**SHORT TASK:** For each line in the data below that holds "record", return a copy.

## START

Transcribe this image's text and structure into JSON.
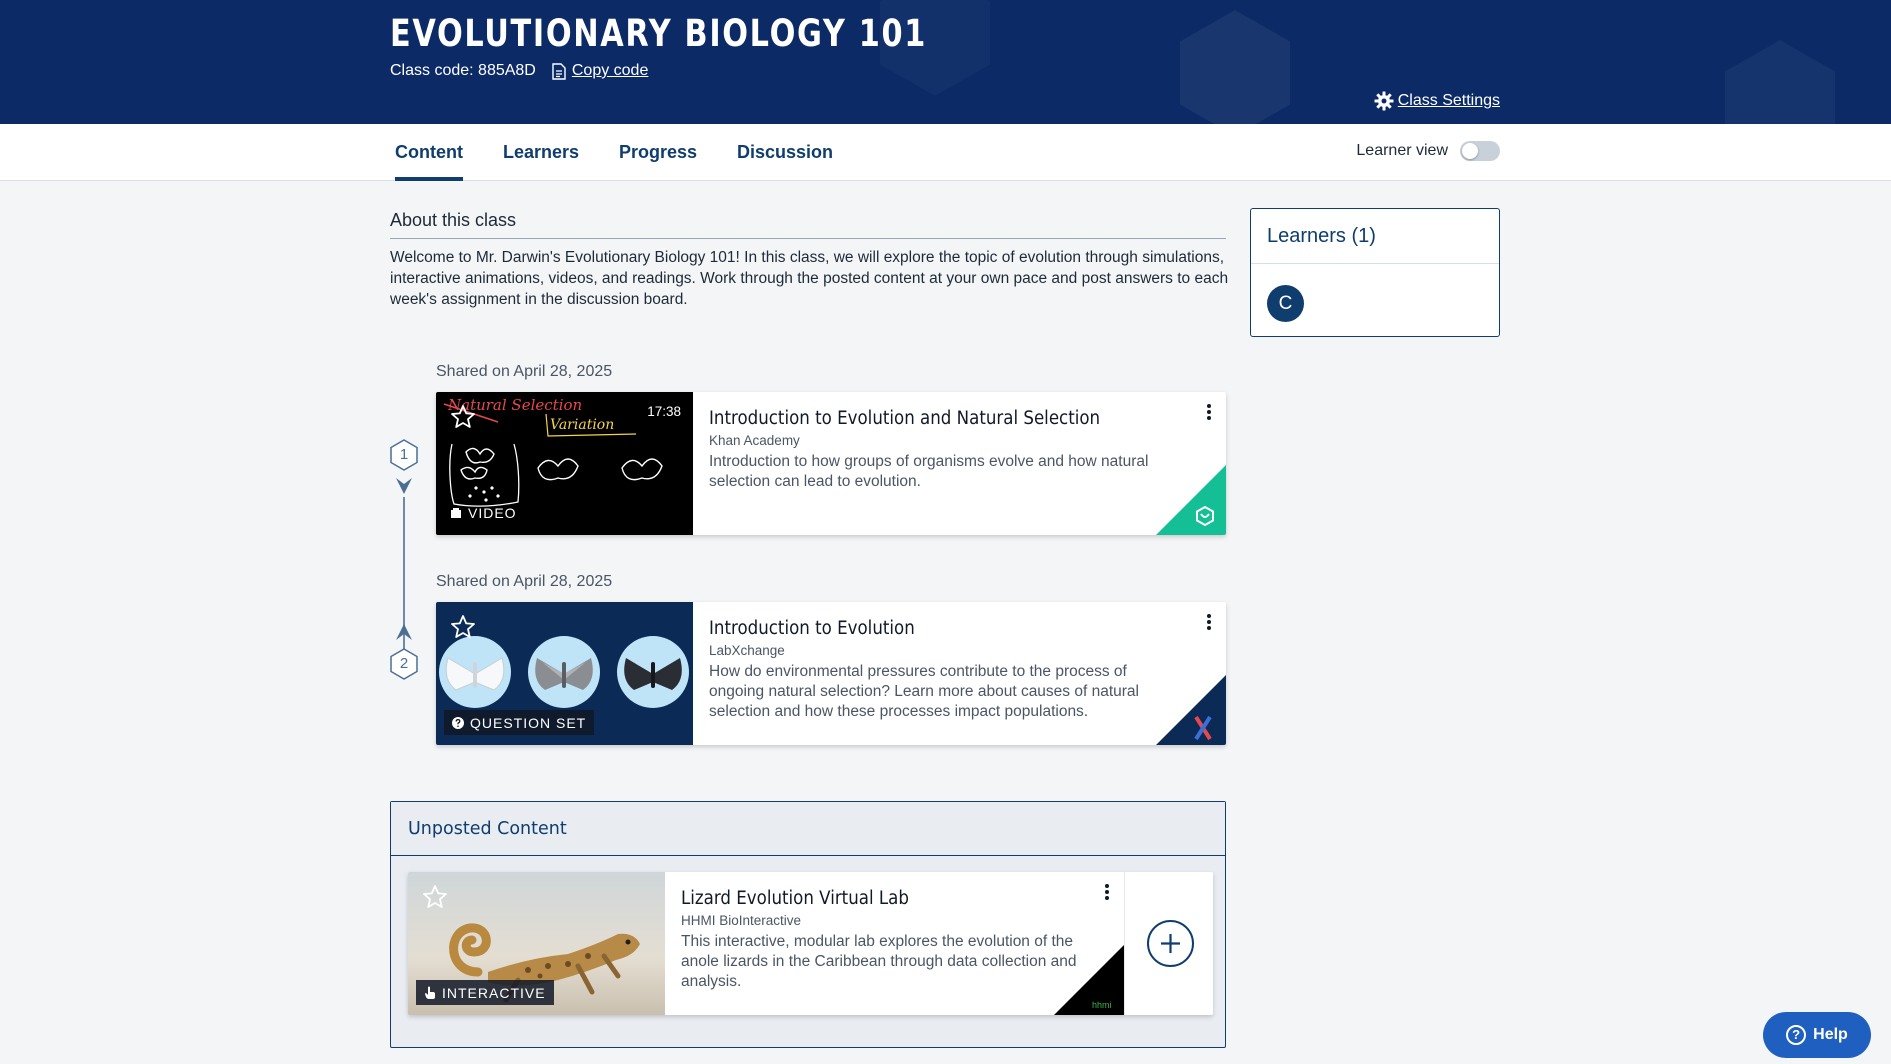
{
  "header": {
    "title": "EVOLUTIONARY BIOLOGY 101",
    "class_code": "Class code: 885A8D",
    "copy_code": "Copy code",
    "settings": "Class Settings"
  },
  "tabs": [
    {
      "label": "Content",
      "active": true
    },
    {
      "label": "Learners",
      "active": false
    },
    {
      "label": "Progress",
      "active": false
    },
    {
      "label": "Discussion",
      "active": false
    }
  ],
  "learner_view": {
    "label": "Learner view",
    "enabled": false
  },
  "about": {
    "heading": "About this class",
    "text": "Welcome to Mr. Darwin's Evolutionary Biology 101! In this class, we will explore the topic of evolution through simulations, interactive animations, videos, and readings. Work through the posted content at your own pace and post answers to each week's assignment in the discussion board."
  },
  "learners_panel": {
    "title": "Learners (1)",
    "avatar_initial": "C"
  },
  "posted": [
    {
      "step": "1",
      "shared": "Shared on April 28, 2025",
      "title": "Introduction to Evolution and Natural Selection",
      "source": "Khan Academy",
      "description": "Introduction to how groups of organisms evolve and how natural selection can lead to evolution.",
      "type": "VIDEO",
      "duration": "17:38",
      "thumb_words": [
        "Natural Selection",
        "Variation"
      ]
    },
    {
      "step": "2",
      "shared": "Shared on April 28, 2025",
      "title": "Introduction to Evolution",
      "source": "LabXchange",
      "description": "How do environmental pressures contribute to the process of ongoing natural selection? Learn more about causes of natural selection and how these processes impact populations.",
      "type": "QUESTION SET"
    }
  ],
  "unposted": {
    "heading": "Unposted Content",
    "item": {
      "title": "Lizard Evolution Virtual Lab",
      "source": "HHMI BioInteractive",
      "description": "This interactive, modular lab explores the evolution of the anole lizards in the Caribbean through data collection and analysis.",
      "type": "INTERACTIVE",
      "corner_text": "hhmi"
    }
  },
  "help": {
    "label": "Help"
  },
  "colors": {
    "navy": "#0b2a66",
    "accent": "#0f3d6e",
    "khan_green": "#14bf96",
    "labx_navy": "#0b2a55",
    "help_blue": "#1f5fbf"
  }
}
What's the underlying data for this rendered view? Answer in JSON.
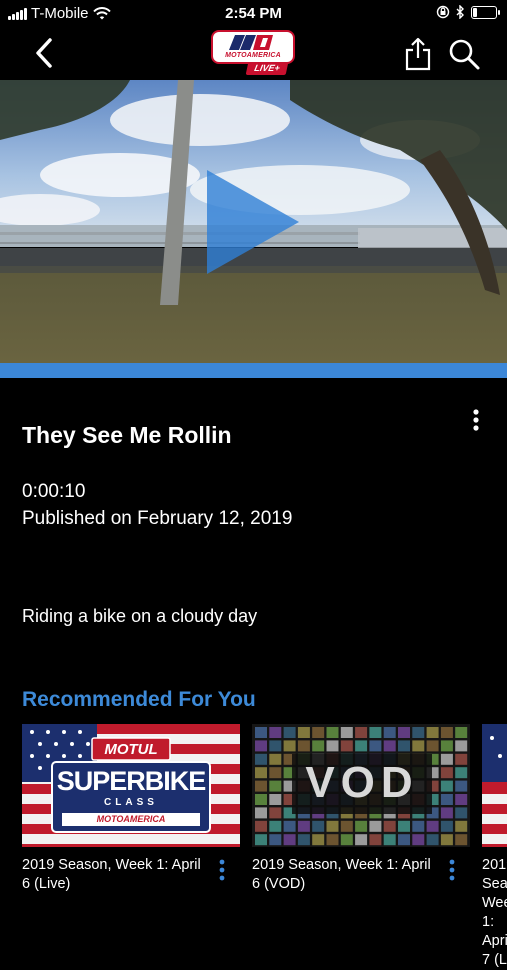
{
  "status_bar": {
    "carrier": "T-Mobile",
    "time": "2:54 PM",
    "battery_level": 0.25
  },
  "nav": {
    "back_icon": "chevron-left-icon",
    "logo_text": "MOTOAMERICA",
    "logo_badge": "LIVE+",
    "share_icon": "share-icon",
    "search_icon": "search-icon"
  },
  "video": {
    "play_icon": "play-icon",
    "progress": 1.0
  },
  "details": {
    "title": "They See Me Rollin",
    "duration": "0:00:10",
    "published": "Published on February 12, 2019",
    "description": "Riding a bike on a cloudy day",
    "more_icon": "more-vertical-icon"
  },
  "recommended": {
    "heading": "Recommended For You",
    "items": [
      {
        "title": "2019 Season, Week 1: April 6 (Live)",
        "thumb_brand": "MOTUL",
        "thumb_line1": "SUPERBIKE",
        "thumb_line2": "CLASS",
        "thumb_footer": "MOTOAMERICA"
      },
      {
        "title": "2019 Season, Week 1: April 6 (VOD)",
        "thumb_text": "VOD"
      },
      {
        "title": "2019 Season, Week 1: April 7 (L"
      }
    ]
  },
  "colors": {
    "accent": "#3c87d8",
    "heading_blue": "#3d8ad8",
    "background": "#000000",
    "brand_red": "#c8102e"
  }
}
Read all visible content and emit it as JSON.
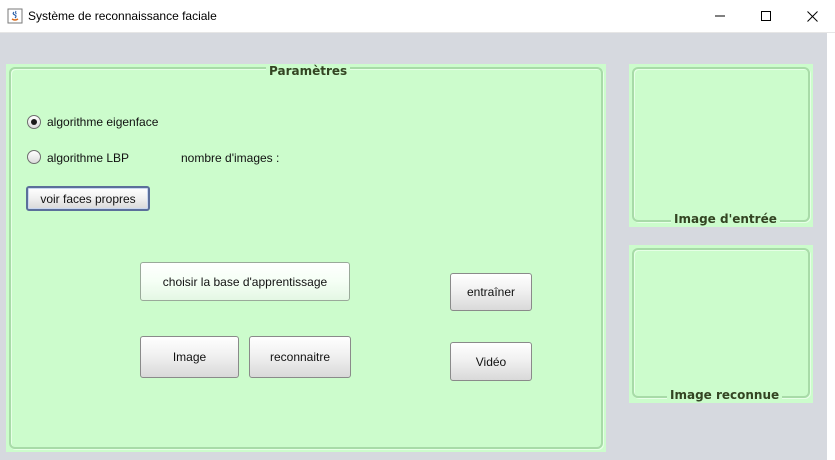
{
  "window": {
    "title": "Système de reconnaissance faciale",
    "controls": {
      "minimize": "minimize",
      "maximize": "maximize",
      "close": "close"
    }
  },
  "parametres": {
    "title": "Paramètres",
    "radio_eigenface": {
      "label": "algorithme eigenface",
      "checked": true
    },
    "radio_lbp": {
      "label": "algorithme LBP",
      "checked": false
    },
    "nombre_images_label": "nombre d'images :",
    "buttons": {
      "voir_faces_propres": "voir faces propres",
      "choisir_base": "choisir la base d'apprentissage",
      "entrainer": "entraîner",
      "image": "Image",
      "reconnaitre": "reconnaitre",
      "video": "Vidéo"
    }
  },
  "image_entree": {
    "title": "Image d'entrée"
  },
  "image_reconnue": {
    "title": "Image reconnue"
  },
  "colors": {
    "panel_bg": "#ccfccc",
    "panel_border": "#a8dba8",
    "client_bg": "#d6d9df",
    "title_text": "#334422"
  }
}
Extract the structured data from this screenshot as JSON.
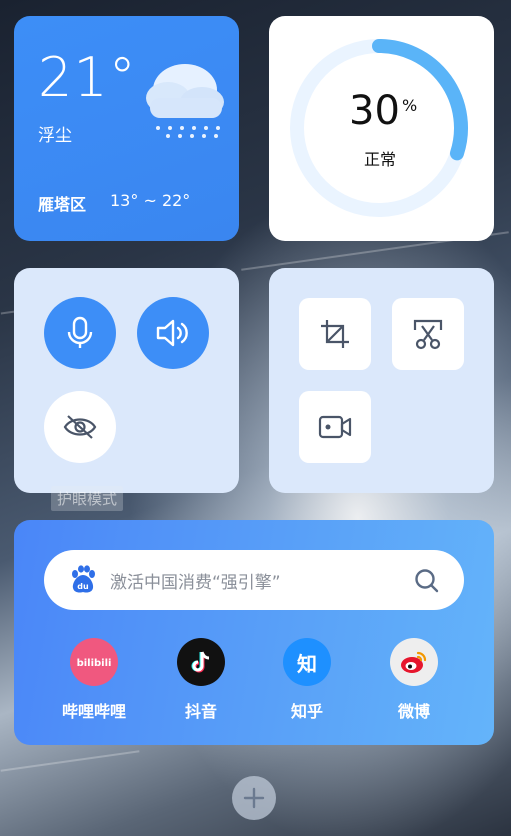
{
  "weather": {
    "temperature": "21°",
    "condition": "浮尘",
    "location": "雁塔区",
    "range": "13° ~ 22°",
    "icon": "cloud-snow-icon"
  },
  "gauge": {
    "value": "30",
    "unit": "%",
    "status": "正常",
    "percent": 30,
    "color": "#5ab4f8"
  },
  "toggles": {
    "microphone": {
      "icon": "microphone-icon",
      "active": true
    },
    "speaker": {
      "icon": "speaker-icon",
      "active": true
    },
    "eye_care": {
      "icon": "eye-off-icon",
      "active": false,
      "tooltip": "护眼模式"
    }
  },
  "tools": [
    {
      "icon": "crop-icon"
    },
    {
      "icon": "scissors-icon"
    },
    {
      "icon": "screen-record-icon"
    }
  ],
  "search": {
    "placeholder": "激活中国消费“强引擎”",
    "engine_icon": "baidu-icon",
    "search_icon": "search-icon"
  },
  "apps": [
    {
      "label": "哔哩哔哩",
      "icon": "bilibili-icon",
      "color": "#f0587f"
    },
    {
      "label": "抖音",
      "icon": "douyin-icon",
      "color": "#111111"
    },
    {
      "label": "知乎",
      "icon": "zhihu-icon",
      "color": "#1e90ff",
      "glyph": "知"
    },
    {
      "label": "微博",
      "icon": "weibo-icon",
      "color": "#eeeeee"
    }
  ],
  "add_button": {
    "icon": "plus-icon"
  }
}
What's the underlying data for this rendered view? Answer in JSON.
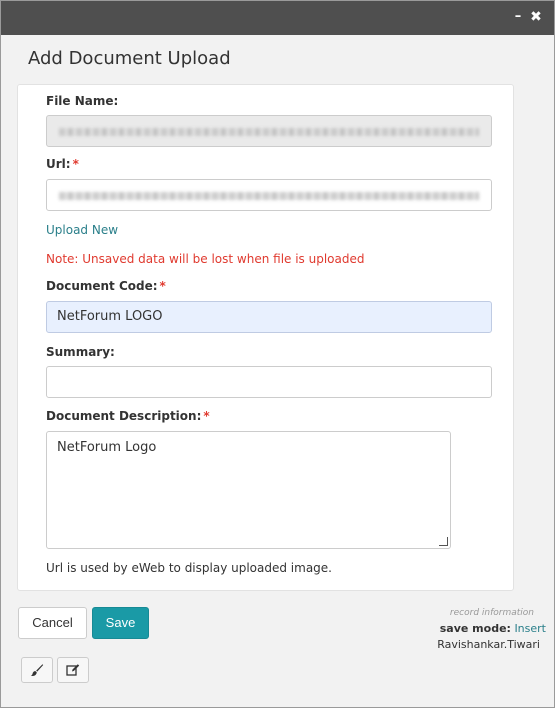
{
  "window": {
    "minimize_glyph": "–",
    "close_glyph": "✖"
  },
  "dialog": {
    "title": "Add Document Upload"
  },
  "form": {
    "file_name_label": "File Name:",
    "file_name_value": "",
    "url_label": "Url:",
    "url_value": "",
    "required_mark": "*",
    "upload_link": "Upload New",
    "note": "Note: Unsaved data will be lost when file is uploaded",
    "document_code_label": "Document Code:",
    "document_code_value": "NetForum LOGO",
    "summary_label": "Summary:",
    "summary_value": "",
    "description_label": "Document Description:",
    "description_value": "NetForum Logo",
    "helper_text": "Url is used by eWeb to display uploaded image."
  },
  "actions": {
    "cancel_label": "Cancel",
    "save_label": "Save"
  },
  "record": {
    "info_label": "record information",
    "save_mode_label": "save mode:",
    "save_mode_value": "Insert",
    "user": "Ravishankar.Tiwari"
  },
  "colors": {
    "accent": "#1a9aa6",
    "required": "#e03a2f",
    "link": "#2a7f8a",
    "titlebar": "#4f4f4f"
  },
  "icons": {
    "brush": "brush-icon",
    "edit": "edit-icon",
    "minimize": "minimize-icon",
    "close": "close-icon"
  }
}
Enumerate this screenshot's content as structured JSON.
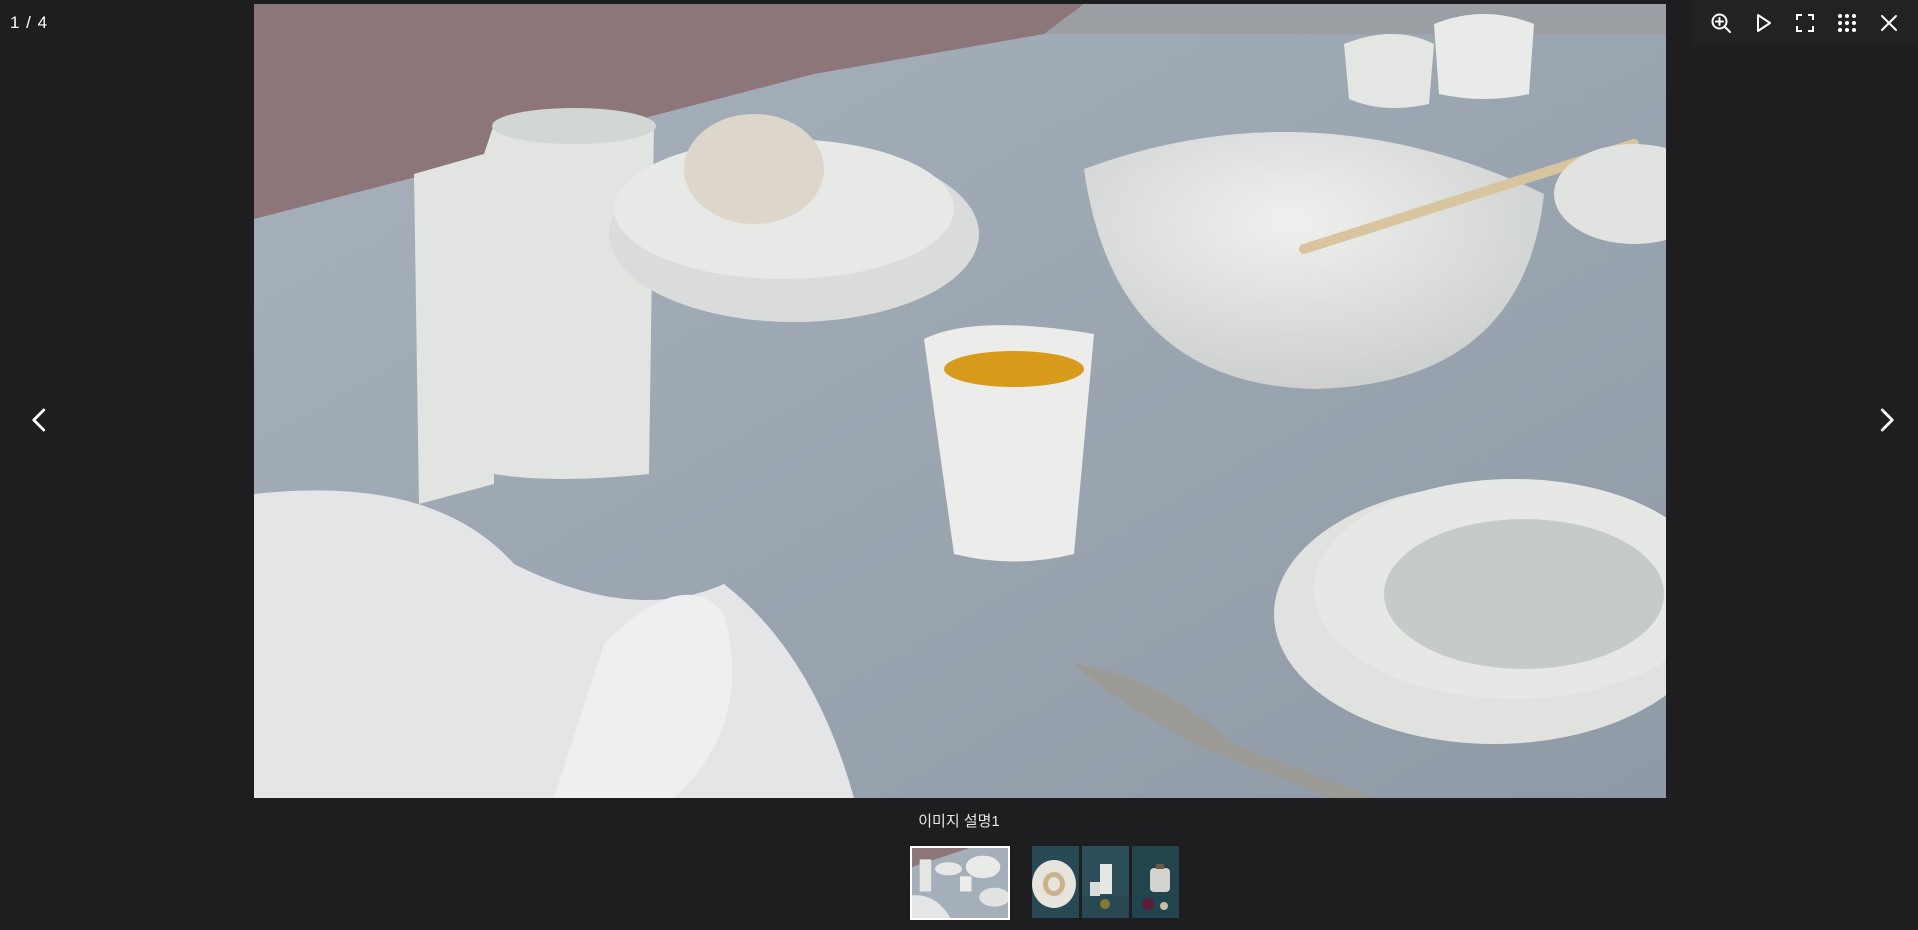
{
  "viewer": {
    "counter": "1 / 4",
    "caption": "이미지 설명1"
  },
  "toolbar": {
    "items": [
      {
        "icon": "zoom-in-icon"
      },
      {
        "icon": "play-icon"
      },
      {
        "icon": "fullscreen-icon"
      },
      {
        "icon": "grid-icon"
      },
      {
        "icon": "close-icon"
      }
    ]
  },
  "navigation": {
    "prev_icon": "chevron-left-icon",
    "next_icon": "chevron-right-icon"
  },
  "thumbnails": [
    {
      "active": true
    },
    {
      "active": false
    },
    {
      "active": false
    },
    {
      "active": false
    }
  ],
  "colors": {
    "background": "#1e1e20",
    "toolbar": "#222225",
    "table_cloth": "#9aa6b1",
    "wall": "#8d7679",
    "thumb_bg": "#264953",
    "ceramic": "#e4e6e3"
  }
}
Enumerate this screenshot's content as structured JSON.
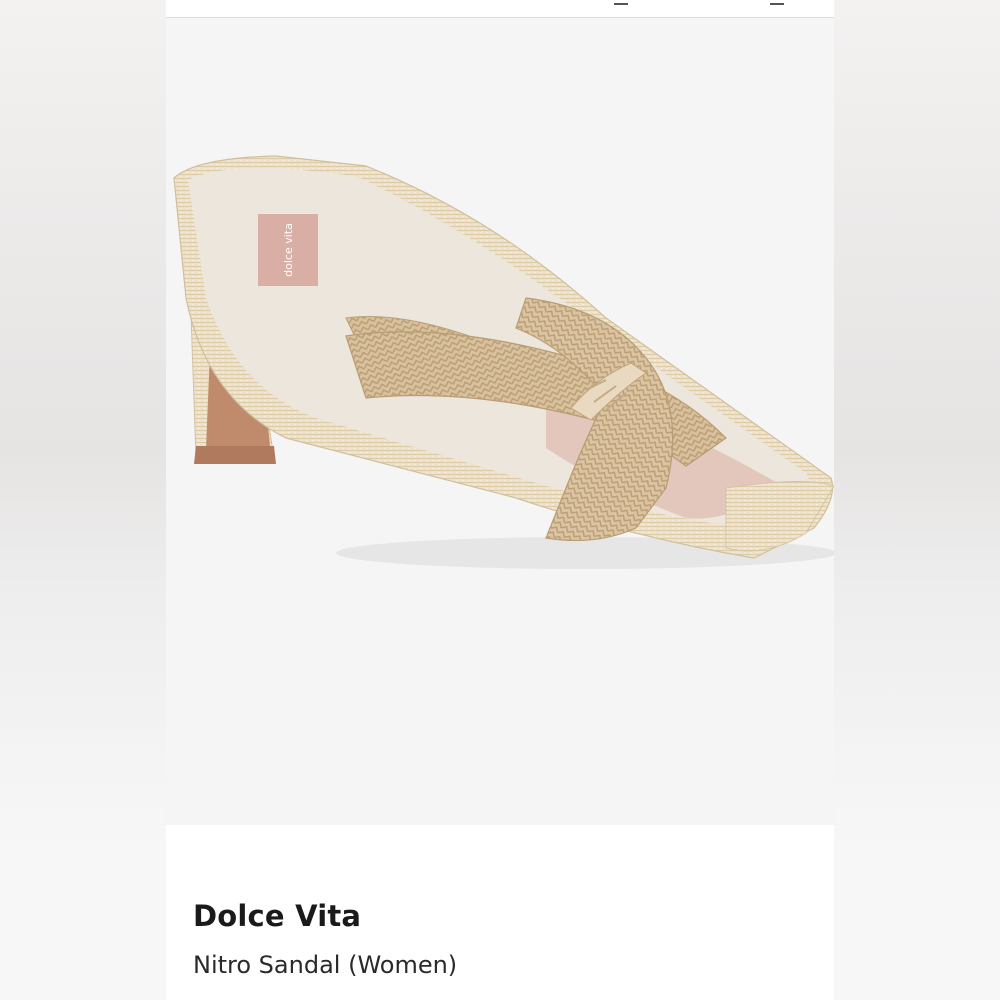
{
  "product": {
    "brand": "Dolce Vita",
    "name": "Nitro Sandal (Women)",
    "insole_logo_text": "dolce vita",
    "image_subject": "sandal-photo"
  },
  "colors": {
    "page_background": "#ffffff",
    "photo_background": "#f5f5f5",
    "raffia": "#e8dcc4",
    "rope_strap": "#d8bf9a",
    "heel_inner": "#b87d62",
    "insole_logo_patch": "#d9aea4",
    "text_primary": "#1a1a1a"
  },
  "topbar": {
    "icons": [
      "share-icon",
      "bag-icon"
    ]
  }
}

## END

**RESPONSE FOR THIS EXERCISE:**
      "icon": "screen-record-icon"
  "record": {
    "info_label": "record information",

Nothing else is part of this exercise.